• WRITTEN INSTRUCTION:
Copy out the lines that have "rychlost" in them.

(Figure contents as structured data)

========================================

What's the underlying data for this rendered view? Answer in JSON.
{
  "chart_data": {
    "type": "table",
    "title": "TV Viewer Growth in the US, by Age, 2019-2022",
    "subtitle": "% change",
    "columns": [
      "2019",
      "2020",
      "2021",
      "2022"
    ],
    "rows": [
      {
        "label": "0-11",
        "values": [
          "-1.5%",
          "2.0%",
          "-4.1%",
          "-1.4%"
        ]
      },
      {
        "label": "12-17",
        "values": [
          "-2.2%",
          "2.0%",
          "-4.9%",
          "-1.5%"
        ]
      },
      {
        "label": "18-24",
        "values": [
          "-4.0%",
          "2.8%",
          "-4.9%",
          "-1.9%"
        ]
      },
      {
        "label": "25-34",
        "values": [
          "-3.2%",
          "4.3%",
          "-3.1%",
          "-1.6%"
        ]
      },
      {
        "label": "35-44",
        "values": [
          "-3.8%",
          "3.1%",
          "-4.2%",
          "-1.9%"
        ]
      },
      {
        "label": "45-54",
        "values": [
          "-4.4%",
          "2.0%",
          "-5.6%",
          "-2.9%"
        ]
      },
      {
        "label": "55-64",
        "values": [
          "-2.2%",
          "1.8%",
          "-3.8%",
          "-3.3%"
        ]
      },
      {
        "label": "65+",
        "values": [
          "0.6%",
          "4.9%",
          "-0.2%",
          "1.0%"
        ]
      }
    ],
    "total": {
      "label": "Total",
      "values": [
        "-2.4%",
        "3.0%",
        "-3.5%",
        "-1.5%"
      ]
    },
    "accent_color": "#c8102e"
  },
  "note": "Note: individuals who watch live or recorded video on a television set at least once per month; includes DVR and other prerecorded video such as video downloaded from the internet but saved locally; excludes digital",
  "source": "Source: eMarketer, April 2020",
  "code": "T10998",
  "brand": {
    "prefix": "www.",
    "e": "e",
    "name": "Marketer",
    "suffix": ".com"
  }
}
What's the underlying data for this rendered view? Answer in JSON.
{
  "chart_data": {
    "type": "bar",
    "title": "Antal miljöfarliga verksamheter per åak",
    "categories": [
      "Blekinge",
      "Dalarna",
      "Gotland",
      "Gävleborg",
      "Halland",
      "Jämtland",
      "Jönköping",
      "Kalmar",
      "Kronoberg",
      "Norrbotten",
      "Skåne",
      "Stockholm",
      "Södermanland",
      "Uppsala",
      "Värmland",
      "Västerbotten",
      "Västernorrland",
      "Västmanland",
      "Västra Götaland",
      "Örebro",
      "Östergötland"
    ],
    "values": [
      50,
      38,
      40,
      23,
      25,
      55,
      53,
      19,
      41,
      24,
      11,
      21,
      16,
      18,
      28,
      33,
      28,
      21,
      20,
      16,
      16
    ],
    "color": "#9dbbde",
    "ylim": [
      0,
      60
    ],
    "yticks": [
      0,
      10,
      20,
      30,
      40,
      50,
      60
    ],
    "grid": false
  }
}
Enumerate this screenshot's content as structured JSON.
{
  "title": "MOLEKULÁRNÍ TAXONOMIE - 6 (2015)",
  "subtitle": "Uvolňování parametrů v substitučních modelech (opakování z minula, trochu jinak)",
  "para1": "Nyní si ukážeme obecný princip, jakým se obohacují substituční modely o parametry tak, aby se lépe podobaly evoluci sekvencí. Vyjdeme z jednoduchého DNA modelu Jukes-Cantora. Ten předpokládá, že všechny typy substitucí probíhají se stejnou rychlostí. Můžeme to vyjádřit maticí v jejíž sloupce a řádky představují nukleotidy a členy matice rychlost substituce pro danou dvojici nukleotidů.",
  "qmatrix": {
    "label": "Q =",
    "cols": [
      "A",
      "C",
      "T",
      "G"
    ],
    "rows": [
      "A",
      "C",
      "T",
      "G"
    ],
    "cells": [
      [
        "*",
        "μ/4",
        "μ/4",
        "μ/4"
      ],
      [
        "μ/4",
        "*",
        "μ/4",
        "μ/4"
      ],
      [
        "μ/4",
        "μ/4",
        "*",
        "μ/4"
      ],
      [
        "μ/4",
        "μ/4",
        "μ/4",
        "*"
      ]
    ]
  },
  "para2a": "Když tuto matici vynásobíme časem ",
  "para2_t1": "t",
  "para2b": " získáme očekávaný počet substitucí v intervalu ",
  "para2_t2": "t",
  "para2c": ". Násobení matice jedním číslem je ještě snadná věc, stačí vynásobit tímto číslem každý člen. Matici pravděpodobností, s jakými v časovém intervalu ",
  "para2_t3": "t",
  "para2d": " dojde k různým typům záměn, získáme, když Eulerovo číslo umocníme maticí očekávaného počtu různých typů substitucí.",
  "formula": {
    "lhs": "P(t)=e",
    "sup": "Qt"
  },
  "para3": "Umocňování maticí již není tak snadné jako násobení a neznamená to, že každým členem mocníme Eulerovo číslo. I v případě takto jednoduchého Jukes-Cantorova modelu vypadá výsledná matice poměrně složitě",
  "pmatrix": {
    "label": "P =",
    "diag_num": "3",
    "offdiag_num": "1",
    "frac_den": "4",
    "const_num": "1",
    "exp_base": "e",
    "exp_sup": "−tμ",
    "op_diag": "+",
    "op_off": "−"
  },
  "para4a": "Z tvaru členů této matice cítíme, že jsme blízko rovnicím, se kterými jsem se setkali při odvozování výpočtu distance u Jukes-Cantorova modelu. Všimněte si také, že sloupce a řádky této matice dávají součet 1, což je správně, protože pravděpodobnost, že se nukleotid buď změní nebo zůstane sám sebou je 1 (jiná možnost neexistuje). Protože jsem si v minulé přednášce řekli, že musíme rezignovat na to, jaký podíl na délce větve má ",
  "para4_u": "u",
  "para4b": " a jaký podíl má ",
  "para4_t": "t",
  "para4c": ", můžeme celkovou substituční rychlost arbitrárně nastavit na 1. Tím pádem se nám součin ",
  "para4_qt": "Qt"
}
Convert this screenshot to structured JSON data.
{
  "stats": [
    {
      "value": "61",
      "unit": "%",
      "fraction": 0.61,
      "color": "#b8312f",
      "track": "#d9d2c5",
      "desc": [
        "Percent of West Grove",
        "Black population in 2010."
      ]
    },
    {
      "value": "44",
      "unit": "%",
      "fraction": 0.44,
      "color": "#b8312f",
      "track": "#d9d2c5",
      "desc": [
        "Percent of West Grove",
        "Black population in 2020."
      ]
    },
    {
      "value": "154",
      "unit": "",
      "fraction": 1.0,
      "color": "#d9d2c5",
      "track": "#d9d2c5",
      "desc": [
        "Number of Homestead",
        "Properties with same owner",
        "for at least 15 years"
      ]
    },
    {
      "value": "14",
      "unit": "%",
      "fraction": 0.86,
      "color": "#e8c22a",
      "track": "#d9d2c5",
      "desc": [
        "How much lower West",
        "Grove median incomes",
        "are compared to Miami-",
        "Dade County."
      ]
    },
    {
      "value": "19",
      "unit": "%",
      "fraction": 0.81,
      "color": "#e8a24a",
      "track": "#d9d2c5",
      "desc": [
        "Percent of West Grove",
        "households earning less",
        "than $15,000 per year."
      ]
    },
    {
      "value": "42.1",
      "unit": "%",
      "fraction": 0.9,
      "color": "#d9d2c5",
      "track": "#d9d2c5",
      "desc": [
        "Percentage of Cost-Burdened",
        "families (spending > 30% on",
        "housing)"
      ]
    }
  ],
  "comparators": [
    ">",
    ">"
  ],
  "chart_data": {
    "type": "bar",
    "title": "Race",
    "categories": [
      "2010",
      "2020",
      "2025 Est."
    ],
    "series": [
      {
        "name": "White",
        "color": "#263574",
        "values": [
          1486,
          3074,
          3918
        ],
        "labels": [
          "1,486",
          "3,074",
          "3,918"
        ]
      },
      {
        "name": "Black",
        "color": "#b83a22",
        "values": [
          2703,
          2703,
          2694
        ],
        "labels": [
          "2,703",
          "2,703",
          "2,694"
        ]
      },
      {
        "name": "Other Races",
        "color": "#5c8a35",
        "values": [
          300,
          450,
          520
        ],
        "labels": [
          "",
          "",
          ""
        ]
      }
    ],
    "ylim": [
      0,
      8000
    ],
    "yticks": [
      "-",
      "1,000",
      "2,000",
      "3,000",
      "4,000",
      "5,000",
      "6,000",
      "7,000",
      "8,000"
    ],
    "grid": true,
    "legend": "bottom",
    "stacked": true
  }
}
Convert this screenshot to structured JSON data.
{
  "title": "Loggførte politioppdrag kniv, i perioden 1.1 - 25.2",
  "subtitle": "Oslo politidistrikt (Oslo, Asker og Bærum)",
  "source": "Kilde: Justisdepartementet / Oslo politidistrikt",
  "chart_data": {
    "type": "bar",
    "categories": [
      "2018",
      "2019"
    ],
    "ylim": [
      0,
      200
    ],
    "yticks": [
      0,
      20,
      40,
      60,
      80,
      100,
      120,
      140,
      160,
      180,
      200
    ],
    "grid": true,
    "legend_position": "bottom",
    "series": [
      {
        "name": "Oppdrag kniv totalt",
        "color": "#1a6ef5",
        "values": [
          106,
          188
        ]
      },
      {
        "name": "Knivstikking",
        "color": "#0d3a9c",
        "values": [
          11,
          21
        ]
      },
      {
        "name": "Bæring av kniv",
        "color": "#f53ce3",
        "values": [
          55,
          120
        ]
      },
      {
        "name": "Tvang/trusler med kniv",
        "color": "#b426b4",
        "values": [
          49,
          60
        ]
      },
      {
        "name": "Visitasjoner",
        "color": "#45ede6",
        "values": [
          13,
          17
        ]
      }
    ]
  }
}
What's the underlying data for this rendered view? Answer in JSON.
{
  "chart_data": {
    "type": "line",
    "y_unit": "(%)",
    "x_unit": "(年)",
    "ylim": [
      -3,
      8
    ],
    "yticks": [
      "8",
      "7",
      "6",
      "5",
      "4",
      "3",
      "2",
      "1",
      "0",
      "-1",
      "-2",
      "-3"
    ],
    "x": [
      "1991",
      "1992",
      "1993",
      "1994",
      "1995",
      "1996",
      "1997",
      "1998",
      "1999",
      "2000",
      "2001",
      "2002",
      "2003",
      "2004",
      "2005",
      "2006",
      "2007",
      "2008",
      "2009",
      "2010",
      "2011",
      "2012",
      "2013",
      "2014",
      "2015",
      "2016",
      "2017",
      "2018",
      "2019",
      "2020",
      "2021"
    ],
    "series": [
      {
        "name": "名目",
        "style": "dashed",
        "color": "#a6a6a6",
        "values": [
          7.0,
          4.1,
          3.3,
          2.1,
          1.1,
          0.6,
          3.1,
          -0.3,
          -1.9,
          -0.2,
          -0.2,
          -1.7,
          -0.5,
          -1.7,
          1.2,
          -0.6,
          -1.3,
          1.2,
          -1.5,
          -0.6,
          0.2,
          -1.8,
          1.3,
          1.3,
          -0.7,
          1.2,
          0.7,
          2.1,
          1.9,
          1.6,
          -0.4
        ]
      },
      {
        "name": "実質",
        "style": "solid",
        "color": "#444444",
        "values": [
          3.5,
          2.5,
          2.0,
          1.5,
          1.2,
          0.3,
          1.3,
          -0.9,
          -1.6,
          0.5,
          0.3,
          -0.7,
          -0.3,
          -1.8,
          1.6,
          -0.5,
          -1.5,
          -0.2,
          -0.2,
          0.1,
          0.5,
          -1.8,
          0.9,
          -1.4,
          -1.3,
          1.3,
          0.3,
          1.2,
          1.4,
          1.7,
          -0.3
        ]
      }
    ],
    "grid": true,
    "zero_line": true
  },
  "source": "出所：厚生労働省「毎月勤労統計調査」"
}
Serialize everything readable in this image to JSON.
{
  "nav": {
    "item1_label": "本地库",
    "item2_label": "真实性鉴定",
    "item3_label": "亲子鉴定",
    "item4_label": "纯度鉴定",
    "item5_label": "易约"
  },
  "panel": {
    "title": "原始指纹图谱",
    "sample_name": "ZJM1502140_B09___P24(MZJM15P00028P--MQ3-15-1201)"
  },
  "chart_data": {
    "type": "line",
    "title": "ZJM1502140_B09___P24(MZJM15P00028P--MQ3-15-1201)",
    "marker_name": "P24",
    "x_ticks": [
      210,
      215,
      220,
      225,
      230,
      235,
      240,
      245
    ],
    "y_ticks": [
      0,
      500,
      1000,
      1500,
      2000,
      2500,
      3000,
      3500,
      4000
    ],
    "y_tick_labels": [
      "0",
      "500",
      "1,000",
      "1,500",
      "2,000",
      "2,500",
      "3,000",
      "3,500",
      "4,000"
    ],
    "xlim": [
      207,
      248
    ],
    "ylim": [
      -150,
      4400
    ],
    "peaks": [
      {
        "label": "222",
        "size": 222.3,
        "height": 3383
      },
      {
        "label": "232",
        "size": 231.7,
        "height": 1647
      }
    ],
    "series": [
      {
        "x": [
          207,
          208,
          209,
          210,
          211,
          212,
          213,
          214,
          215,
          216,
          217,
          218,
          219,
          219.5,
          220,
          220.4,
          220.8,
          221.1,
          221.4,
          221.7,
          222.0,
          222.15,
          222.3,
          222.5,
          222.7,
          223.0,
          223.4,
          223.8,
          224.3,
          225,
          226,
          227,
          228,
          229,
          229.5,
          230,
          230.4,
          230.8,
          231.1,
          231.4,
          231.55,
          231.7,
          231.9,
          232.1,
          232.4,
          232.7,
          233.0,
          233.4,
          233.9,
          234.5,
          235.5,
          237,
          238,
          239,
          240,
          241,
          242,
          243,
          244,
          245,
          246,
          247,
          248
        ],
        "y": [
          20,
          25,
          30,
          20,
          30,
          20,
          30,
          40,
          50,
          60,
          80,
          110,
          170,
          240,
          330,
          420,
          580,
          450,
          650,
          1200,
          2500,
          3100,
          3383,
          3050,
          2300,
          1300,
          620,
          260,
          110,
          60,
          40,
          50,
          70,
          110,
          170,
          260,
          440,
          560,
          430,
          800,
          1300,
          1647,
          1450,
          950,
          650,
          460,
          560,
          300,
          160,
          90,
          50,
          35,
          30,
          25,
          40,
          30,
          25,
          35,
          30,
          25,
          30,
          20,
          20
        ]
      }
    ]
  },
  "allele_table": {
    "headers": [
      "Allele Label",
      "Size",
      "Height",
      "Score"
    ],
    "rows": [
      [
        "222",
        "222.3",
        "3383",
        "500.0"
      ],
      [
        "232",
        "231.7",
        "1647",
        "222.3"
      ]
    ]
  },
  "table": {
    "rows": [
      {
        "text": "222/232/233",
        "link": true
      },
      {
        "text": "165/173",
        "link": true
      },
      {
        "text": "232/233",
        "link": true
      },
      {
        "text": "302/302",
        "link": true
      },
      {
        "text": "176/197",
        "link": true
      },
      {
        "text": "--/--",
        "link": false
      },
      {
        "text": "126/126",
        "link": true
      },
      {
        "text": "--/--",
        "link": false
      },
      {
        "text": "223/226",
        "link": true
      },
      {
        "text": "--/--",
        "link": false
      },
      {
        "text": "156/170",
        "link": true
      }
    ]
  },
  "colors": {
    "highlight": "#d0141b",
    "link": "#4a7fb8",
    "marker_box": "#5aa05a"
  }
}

========================================

• RESPONSE TO THE EXERCISE:
  "para1": "Nyní si ukážeme obecný princip, jakým se obohacují substituční modely o parametry tak, aby se lépe podobaly evoluci sekvencí. Vyjdeme z jednoduchého DNA modelu Jukes-Cantora. Ten předpokládá, že všechny typy substitucí probíhají se stejnou rychlostí. Můžeme to vyjádřit maticí v jejíž sloupce a řádky představují nukleotidy a členy matice rychlost substituce pro danou dvojici nukleotidů.",
  "para4c": ", můžeme celkovou substituční rychlost arbitrárně nastavit na 1. Tím pádem se nám součin ",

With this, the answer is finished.